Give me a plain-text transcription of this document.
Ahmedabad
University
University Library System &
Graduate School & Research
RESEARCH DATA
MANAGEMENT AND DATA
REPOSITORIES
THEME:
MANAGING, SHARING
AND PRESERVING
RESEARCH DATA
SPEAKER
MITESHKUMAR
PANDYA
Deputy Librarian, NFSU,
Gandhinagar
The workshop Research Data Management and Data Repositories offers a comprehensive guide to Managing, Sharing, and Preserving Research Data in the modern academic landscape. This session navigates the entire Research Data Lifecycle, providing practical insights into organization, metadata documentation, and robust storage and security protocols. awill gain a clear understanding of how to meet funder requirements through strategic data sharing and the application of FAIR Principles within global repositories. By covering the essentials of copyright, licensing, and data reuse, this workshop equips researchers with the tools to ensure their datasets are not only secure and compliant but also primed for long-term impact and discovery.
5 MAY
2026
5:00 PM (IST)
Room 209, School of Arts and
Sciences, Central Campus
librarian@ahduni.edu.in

• [WHAT TO PRODUCE] Restate all of the entries above precisely.

• [REPLY TO THE EXERCISE]
Give me a plain-text transcription of this document.
Ahmedabad
University
University Library System &
Graduate School & Research
RESEARCH DATA
MANAGEMENT AND DATA
REPOSITORIES
THEME:
MANAGING, SHARING
AND PRESERVING
RESEARCH DATA
SPEAKER
MITESHKUMAR
PANDYA
Deputy Librarian, NFSU,
Gandhinagar
The workshop Research Data Management and Data Repositories offers a comprehensive guide to Managing, Sharing, and Preserving Research Data in the modern academic landscape. This session navigates the entire Research Data Lifecycle, providing practical insights into organization, metadata documentation, and robust storage and security protocols. awill gain a clear understanding of how to meet funder requirements through strategic data sharing and the application of FAIR Principles within global repositories. By covering the essentials of copyright, licensing, and data reuse, this workshop equips researchers with the tools to ensure their datasets are not only secure and compliant but also primed for long-term impact and discovery.
5 MAY
2026
5:00 PM (IST)
Room 209, School of Arts and
Sciences, Central Campus
librarian@ahduni.edu.in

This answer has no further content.